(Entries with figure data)
__________

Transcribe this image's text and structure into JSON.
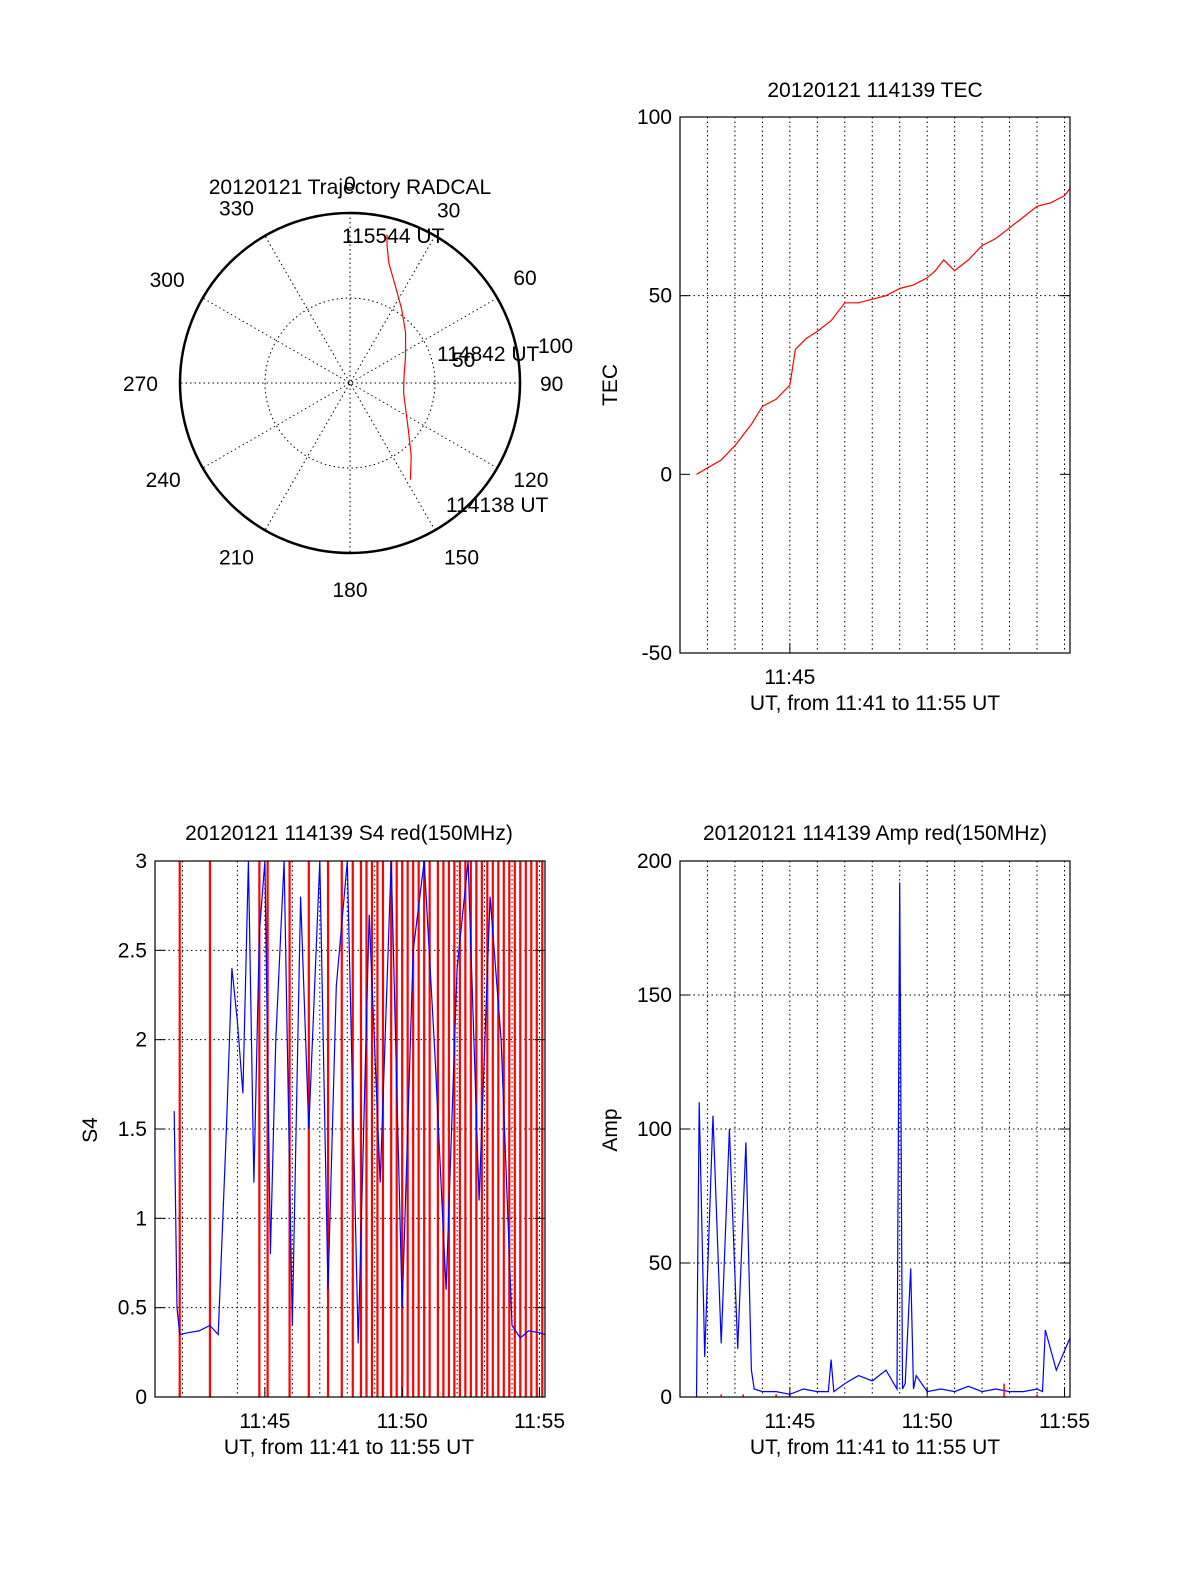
{
  "chart_data": [
    {
      "type": "polar-trajectory",
      "title": "20120121 Trajectory RADCAL",
      "azimuth_labels": [
        "0",
        "30",
        "60",
        "90",
        "120",
        "150",
        "180",
        "210",
        "240",
        "270",
        "300",
        "330"
      ],
      "radial_labels": [
        "50",
        "100"
      ],
      "annotations": {
        "end": "115544 UT",
        "mid": "114842 UT",
        "start": "114138 UT"
      },
      "series": [
        {
          "color": "#ff0000",
          "points_az_zenith": [
            [
              148,
              67
            ],
            [
              140,
              56
            ],
            [
              130,
              45
            ],
            [
              117,
              37
            ],
            [
              100,
              32
            ],
            [
              83,
              32
            ],
            [
              65,
              36
            ],
            [
              48,
              44
            ],
            [
              35,
              53
            ],
            [
              25,
              63
            ],
            [
              18,
              74
            ],
            [
              15,
              84
            ],
            [
              14,
              90
            ]
          ]
        }
      ],
      "rlim": [
        0,
        100
      ]
    },
    {
      "type": "line",
      "title": "20120121 114139 TEC",
      "xlabel": "UT, from 11:41 to 11:55 UT",
      "ylabel": "TEC",
      "x_tick_labels": [
        "11:45"
      ],
      "y_ticks": [
        "-50",
        "0",
        "50",
        "100"
      ],
      "ylim": [
        -50,
        100
      ],
      "xlim_min": [
        0,
        14.2
      ],
      "grid": "vertical dotted, horizontal at 50",
      "series": [
        {
          "color": "#ff0000",
          "x_min": [
            0.6,
            1.5,
            2.0,
            2.6,
            3.0,
            3.5,
            4.0,
            4.2,
            4.6,
            5.0,
            5.5,
            6.0,
            6.5,
            7.0,
            7.5,
            8.0,
            8.5,
            9.0,
            9.3,
            9.6,
            10.0,
            10.5,
            11.0,
            11.5,
            12.0,
            12.5,
            13.0,
            13.5,
            14.0,
            14.2
          ],
          "values": [
            0,
            4,
            8,
            14,
            19,
            21,
            25,
            35,
            38,
            40,
            43,
            48,
            48,
            49,
            50,
            52,
            53,
            55,
            57,
            60,
            57,
            60,
            64,
            66,
            69,
            72,
            75,
            76,
            78,
            80
          ]
        }
      ]
    },
    {
      "type": "line",
      "title": "20120121 114139 S4 red(150MHz)",
      "xlabel": "UT, from 11:41 to 11:55 UT",
      "ylabel": "S4",
      "x_tick_labels": [
        "11:45",
        "11:50",
        "11:55"
      ],
      "y_ticks": [
        "0",
        "0.5",
        "1",
        "1.5",
        "2",
        "2.5",
        "3"
      ],
      "ylim": [
        0,
        3
      ],
      "xlim_min": [
        0,
        14.2
      ],
      "grid": "dotted",
      "series": [
        {
          "color": "#0000ff",
          "x_min": [
            0.7,
            0.8,
            0.9,
            1.2,
            1.6,
            2.0,
            2.3,
            2.6,
            2.8,
            3.0,
            3.2,
            3.4,
            3.6,
            3.8,
            4.0,
            4.2,
            4.4,
            4.7,
            5.0,
            5.3,
            5.6,
            6.0,
            6.3,
            6.6,
            7.0,
            7.4,
            7.8,
            8.2,
            8.6,
            9.0,
            9.4,
            9.8,
            10.2,
            10.6,
            11.0,
            11.4,
            11.8,
            12.2,
            12.6,
            13.0,
            13.3,
            13.6,
            14.0,
            14.2
          ],
          "values": [
            1.6,
            0.5,
            0.35,
            0.36,
            0.37,
            0.4,
            0.35,
            1.5,
            2.4,
            2.1,
            1.7,
            3.0,
            1.2,
            2.6,
            3.0,
            0.8,
            2.0,
            3.0,
            0.4,
            2.8,
            1.5,
            3.0,
            0.6,
            2.3,
            3.0,
            0.3,
            2.7,
            1.2,
            3.0,
            0.5,
            2.5,
            3.0,
            1.9,
            0.6,
            2.4,
            3.0,
            1.1,
            2.8,
            2.0,
            0.4,
            0.33,
            0.37,
            0.36,
            0.35
          ]
        },
        {
          "color": "#ff0000",
          "x_min": [
            0.9,
            2.0,
            3.8,
            4.1,
            4.9,
            5.6,
            6.3,
            6.8,
            7.2,
            7.5,
            7.7,
            7.9,
            8.1,
            8.3,
            8.6,
            8.8,
            9.0,
            9.2,
            9.4,
            9.6,
            9.8,
            10.0,
            10.3,
            10.5,
            10.7,
            10.9,
            11.1,
            11.3,
            11.5,
            11.7,
            11.9,
            12.1,
            12.3,
            12.5,
            12.7,
            12.9,
            13.1,
            13.3,
            13.5,
            13.7,
            13.9,
            14.1
          ],
          "values": [
            3,
            3,
            3,
            3,
            3,
            3,
            3,
            3,
            3,
            3,
            3,
            3,
            3,
            3,
            3,
            3,
            3,
            3,
            3,
            3,
            3,
            3,
            3,
            3,
            3,
            3,
            3,
            3,
            3,
            3,
            3,
            3,
            3,
            3,
            3,
            3,
            3,
            3,
            3,
            3,
            3,
            3
          ]
        }
      ]
    },
    {
      "type": "line",
      "title": "20120121 114139 Amp red(150MHz)",
      "xlabel": "UT, from 11:41 to 11:55 UT",
      "ylabel": "Amp",
      "x_tick_labels": [
        "11:45",
        "11:50",
        "11:55"
      ],
      "y_ticks": [
        "0",
        "50",
        "100",
        "150",
        "200"
      ],
      "ylim": [
        0,
        200
      ],
      "xlim_min": [
        0,
        14.2
      ],
      "grid": "dotted",
      "series": [
        {
          "color": "#0000ff",
          "x_min": [
            0.6,
            0.7,
            0.9,
            1.2,
            1.5,
            1.8,
            2.1,
            2.4,
            2.6,
            2.7,
            3.0,
            3.5,
            4.0,
            4.5,
            5.0,
            5.4,
            5.5,
            5.6,
            6.0,
            6.5,
            7.0,
            7.5,
            7.9,
            8.0,
            8.1,
            8.2,
            8.4,
            8.5,
            8.6,
            9.0,
            9.5,
            10.0,
            10.5,
            11.0,
            11.5,
            12.0,
            12.5,
            13.0,
            13.2,
            13.3,
            13.7,
            14.2
          ],
          "values": [
            0,
            110,
            15,
            105,
            20,
            100,
            18,
            95,
            10,
            3,
            2,
            2,
            1,
            3,
            2,
            2,
            14,
            2,
            5,
            8,
            6,
            10,
            3,
            192,
            3,
            5,
            48,
            3,
            8,
            2,
            3,
            2,
            4,
            2,
            3,
            2,
            2,
            3,
            2,
            25,
            10,
            22
          ]
        },
        {
          "color": "#ff0000",
          "x_min": [
            1.5,
            2.3,
            3.5,
            4.0,
            11.8,
            13.0
          ],
          "values": [
            1,
            1,
            1,
            1,
            5,
            1
          ]
        }
      ]
    }
  ]
}
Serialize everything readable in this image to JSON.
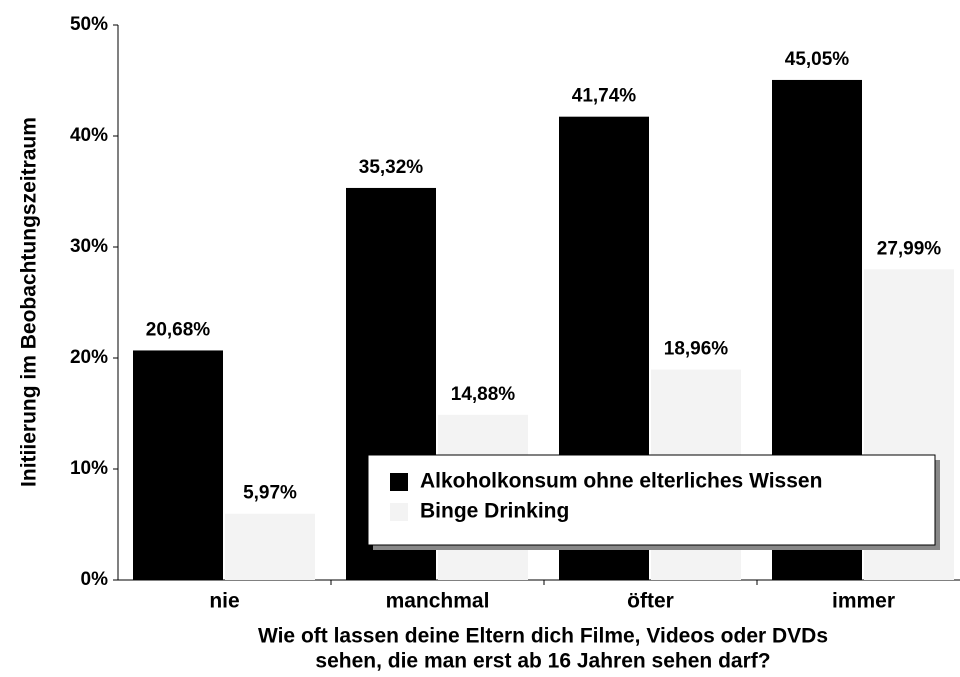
{
  "chart_data": {
    "type": "bar",
    "ylabel": "Initiierung im Beobachtungszeitraum",
    "xlabel": [
      "Wie oft lassen deine Eltern dich Filme, Videos oder DVDs",
      "sehen, die man erst ab 16 Jahren sehen darf?"
    ],
    "categories": [
      "nie",
      "manchmal",
      "öfter",
      "immer"
    ],
    "series": [
      {
        "name": "Alkoholkonsum ohne elterliches Wissen",
        "color": "#000000",
        "values": [
          20.68,
          35.32,
          41.74,
          45.05
        ],
        "value_labels": [
          "20,68%",
          "35,32%",
          "41,74%",
          "45,05%"
        ]
      },
      {
        "name": "Binge Drinking",
        "color": "#f3f3f3",
        "values": [
          5.97,
          14.88,
          18.96,
          27.99
        ],
        "value_labels": [
          "5,97%",
          "14,88%",
          "18,96%",
          "27,99%"
        ]
      }
    ],
    "ylim": [
      0,
      50
    ],
    "yticks": [
      {
        "value": 0,
        "label": "0%"
      },
      {
        "value": 10,
        "label": "10%"
      },
      {
        "value": 20,
        "label": "20%"
      },
      {
        "value": 30,
        "label": "30%"
      },
      {
        "value": 40,
        "label": "40%"
      },
      {
        "value": 50,
        "label": "50%"
      }
    ]
  }
}
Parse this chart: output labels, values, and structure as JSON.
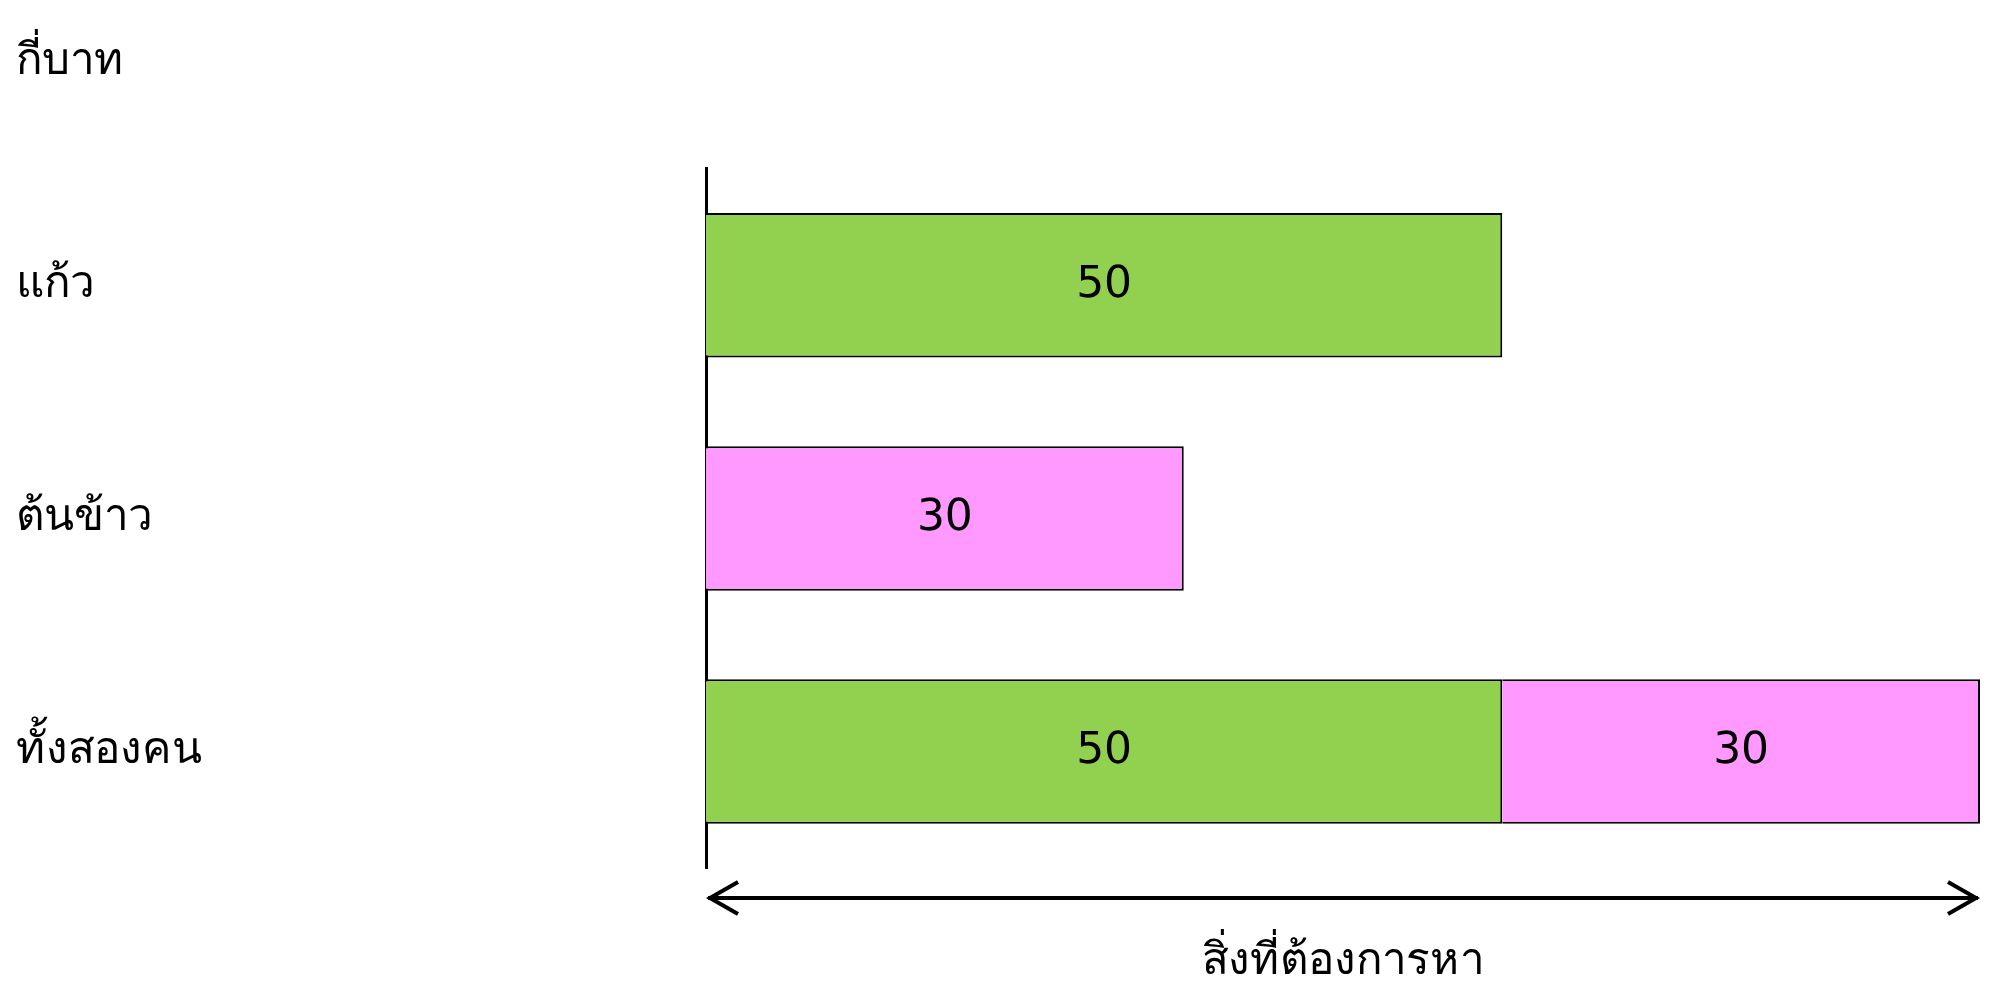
{
  "chart_data": {
    "type": "bar",
    "orientation": "horizontal",
    "stacked": true,
    "ylabel": "กี่บาท",
    "categories": [
      "แก้ว",
      "ต้นข้าว",
      "ทั้งสองคน"
    ],
    "xlim": [
      0,
      80
    ],
    "series": [
      {
        "color": "#92d050",
        "values": [
          50,
          null,
          50
        ]
      },
      {
        "color": "#ff99ff",
        "values": [
          null,
          30,
          30
        ]
      }
    ],
    "data_labels": true,
    "annotations": [
      "สิ่งที่ต้องการหา"
    ]
  }
}
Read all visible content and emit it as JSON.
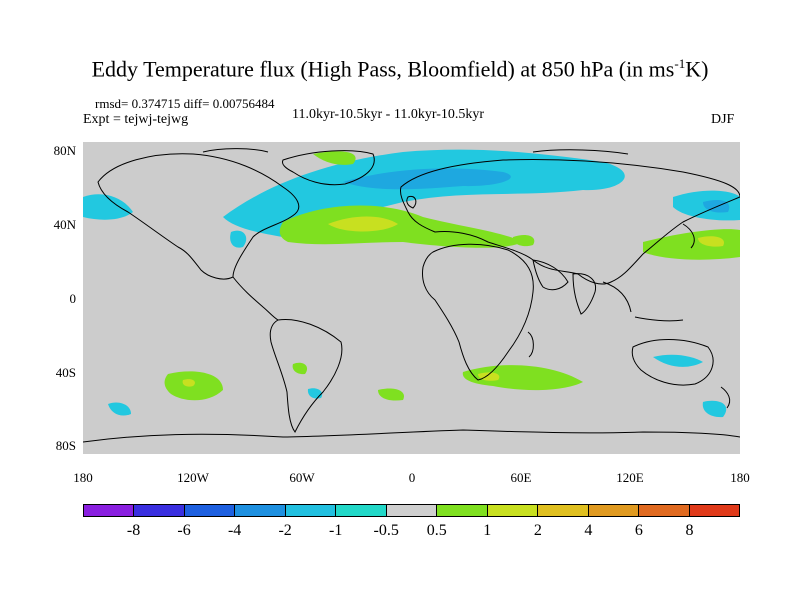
{
  "title": {
    "main": "Eddy Temperature flux (High Pass, Bloomfield) at 850 hPa (in ms",
    "sup": "-1",
    "tail": "K)"
  },
  "stats": "rmsd= 0.374715 diff= 0.00756484",
  "experiment": "Expt = tejwj-tejwg",
  "period": "11.0kyr-10.5kyr - 11.0kyr-10.5kyr",
  "season": "DJF",
  "y_ticks": [
    "80N",
    "40N",
    "0",
    "40S",
    "80S"
  ],
  "x_ticks": [
    "180",
    "120W",
    "60W",
    "0",
    "60E",
    "120E",
    "180"
  ],
  "colorbar": {
    "colors": [
      "#8a1fe0",
      "#3a2fe0",
      "#1e60e0",
      "#1e90e0",
      "#22c0e0",
      "#22d8c8",
      "#cfcfcf",
      "#7fe020",
      "#c8e020",
      "#e0c020",
      "#e09a20",
      "#e06a20",
      "#e03a1a"
    ],
    "labels": [
      "-8",
      "-6",
      "-4",
      "-2",
      "-1",
      "-0.5",
      "0.5",
      "1",
      "2",
      "4",
      "6",
      "8"
    ]
  },
  "map_colors": {
    "land_background": "#cccccc",
    "blue": "#22c8e0",
    "blue_dark": "#1ea8e0",
    "green": "#7fe020",
    "yellow": "#c8e020"
  }
}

__________

# GIVEN REQUEST
Extract all lines that hold the word "image".

# TASK RESPONSE
Transcribe this image's text and structure into JSON.
Serialize everything readable in this image to JSON.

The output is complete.